**Problem details:** Using the records provided below, locate and copy each line that contains the word "直线上有".

Source records:
--
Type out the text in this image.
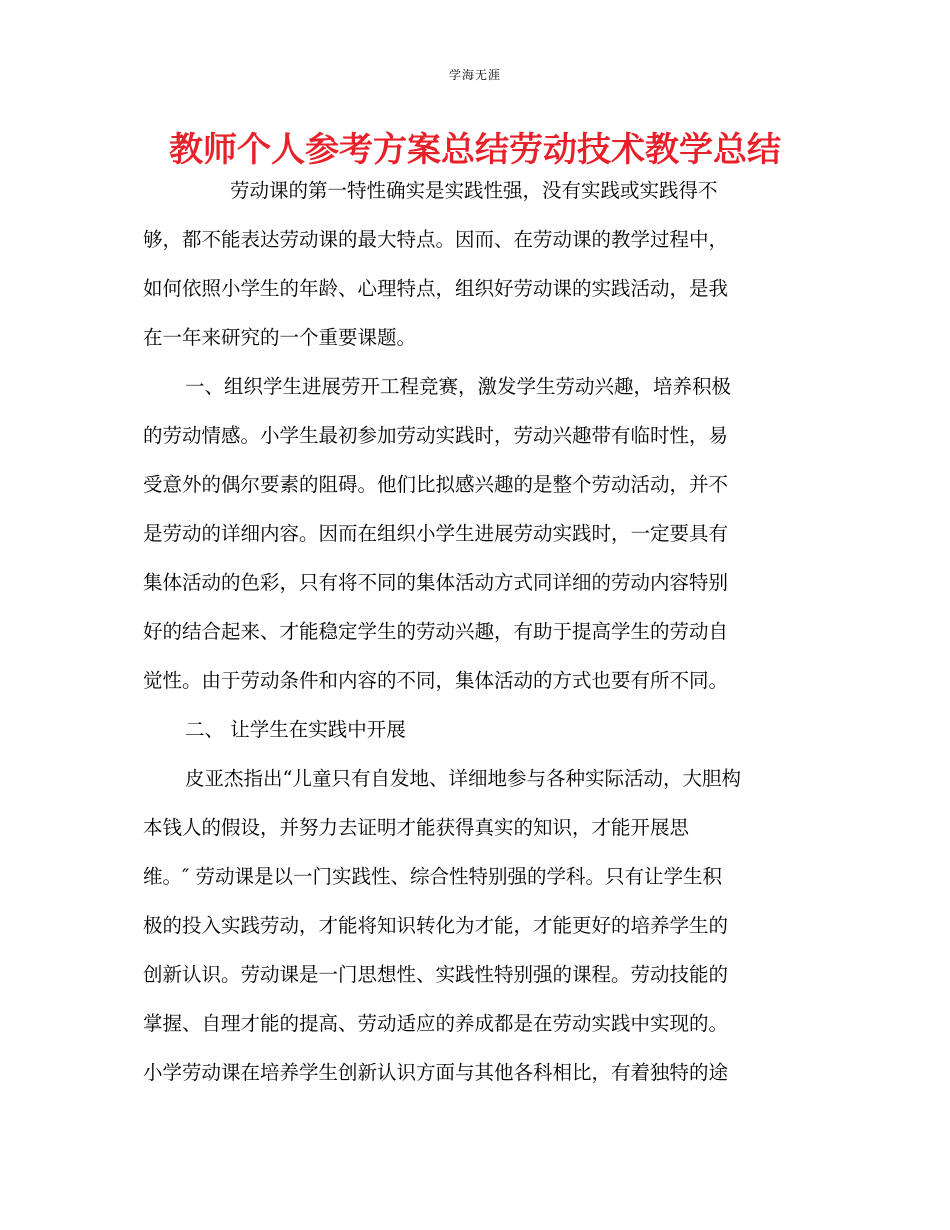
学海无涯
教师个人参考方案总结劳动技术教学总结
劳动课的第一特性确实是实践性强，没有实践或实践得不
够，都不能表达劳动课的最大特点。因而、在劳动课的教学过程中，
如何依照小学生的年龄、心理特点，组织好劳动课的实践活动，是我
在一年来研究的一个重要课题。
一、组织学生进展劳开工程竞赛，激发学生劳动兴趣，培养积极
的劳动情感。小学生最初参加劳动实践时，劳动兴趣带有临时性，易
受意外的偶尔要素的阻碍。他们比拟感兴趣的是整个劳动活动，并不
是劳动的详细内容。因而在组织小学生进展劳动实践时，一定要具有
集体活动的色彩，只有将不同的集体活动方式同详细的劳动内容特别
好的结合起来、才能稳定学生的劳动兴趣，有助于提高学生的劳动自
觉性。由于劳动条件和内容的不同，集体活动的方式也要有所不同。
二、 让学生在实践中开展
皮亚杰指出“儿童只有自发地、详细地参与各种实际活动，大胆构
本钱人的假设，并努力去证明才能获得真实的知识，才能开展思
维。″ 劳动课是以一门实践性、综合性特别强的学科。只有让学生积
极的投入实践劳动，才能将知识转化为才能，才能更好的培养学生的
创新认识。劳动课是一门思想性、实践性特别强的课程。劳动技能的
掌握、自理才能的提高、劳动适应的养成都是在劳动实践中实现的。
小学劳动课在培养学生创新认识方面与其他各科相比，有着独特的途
--
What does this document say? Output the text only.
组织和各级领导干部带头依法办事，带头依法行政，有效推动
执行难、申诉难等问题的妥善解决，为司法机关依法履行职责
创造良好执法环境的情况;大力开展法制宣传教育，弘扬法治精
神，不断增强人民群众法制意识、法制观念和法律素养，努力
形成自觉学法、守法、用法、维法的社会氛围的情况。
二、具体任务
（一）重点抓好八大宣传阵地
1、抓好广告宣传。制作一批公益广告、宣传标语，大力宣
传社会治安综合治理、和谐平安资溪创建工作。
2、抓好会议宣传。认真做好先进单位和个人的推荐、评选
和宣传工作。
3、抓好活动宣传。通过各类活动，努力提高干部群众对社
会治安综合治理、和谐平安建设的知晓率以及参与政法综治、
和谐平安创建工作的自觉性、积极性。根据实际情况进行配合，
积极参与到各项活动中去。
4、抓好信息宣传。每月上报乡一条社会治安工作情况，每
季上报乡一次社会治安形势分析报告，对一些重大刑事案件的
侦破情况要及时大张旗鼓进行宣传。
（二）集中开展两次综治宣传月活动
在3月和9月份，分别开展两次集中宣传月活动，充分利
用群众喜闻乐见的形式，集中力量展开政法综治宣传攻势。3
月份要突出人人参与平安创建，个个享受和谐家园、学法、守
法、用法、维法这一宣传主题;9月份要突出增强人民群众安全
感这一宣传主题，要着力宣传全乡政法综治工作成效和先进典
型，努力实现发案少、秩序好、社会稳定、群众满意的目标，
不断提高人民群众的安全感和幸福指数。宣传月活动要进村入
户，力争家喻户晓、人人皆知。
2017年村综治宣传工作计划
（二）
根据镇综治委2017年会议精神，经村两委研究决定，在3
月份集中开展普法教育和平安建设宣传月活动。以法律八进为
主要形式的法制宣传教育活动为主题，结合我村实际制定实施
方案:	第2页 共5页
--
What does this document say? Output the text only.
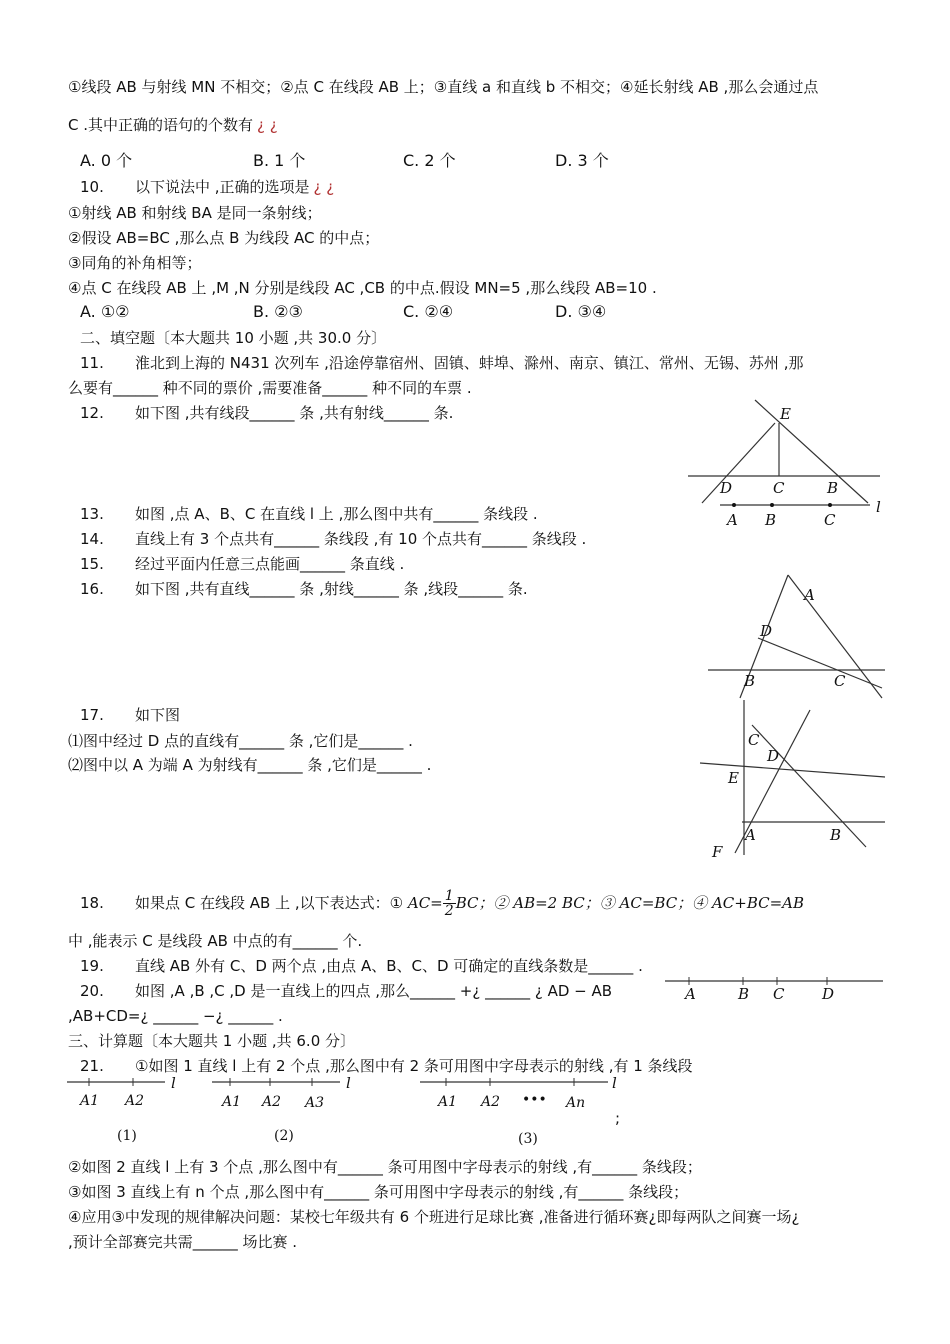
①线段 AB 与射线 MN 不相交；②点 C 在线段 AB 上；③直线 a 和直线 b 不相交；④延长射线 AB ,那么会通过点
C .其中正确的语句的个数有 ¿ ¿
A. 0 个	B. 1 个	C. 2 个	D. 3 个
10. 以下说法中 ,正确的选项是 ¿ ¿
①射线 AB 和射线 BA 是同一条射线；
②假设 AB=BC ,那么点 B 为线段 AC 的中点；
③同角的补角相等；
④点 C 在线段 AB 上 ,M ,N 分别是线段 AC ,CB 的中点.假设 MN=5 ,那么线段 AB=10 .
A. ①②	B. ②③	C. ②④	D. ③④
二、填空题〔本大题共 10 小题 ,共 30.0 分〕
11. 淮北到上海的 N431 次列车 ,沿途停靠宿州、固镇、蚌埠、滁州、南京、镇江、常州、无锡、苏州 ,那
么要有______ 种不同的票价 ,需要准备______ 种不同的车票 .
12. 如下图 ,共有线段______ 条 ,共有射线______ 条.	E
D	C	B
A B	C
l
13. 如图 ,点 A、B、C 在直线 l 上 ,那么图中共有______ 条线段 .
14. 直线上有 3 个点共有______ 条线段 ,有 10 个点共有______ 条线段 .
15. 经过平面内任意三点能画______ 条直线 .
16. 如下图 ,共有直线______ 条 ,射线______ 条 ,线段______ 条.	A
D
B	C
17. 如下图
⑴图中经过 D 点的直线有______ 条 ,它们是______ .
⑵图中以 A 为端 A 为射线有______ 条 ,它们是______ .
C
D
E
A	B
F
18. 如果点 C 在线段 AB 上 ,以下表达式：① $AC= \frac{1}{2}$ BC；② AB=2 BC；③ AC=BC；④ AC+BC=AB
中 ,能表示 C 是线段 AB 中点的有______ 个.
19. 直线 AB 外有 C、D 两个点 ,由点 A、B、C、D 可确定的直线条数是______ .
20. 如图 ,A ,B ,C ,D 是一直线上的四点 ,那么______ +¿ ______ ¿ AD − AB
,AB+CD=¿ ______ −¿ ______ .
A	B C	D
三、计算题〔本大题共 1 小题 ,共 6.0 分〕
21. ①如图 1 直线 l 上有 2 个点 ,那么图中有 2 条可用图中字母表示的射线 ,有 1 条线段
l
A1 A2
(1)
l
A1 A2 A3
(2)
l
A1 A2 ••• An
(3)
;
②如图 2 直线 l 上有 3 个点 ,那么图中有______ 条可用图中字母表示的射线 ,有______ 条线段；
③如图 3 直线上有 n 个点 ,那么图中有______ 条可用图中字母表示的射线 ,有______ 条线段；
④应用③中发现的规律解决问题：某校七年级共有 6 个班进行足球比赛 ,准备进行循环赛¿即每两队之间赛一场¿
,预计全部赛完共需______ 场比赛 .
--
**Problem solution:**
14. 直线上有 3 个点共有______ 条线段 ,有 10 个点共有______ 条线段 .
③如图 3 直线上有 n 个点 ,那么图中有______ 条可用图中字母表示的射线 ,有______ 条线段；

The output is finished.